- [RECORDS TO USE]:
※ ※ ※

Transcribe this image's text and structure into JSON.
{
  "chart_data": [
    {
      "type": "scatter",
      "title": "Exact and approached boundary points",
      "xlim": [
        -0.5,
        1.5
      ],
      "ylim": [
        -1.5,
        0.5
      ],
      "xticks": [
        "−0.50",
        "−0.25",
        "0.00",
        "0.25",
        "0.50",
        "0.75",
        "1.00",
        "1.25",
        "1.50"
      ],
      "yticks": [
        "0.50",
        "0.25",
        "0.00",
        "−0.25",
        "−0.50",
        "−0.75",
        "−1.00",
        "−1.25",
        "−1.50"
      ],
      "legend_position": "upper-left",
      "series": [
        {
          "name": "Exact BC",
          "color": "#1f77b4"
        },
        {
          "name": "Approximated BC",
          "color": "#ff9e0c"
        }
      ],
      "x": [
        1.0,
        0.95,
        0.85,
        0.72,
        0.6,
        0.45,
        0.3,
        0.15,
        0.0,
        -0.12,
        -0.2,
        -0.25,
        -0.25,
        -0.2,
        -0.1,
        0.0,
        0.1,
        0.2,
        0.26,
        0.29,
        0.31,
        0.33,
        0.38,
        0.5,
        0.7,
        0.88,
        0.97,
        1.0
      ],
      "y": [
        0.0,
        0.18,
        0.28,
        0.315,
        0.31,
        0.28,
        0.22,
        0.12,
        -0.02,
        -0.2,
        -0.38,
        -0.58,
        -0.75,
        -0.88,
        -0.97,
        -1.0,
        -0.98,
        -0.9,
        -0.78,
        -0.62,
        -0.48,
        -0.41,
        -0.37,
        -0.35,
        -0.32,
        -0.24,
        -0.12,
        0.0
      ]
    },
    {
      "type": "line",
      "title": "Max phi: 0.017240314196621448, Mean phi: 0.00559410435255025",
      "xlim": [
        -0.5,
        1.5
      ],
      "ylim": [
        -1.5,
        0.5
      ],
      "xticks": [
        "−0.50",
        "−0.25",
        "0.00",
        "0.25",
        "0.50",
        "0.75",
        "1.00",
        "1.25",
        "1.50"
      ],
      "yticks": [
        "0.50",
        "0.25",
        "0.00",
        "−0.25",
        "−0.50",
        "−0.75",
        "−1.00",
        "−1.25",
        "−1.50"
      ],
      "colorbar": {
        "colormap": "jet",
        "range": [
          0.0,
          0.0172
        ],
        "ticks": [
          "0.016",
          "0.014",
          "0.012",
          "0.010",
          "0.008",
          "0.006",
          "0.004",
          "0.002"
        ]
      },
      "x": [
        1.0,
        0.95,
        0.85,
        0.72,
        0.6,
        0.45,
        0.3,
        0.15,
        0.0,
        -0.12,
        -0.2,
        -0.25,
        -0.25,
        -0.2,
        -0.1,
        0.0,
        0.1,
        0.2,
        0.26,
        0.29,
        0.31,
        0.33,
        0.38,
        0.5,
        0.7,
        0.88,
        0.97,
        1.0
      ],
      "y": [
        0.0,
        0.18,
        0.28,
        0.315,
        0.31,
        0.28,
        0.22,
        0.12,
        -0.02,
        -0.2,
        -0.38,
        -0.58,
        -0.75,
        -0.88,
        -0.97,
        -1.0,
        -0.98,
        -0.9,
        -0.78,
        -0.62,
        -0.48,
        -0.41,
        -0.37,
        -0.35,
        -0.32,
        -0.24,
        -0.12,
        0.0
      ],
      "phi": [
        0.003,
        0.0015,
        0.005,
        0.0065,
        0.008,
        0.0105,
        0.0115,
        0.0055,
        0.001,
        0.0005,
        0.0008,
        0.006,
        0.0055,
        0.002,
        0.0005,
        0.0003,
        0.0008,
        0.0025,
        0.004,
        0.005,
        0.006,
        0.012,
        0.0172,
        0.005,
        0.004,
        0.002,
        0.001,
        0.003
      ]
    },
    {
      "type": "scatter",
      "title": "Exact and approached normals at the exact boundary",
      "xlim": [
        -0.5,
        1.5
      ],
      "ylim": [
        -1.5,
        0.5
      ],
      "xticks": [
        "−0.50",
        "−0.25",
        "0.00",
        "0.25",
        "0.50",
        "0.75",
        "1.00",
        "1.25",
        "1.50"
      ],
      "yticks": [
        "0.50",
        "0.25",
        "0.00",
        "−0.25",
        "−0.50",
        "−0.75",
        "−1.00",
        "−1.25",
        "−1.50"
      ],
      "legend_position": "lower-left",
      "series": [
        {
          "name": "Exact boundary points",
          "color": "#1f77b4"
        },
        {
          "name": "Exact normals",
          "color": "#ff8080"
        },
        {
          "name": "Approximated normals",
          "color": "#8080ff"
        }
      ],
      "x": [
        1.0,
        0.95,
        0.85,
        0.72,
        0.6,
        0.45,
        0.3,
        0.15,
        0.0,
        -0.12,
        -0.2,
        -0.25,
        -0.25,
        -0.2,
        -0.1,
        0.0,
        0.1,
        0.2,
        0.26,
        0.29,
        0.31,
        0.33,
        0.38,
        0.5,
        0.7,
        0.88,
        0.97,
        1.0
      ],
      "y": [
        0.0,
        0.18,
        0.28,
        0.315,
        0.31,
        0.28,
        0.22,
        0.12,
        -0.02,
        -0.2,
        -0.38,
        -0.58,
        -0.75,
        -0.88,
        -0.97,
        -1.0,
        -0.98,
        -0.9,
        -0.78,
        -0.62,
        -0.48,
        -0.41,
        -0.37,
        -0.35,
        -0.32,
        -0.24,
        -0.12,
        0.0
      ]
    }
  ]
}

※ ※ ※

- [YOUR INSTRUCTIONS]: From the data above, pick out each line containing "name" and copy it.

- [EXERCISE ANSWER]:
          "name": "Exact BC",
          "name": "Approximated BC",
          "name": "Exact boundary points",
          "name": "Exact normals",
          "name": "Approximated normals",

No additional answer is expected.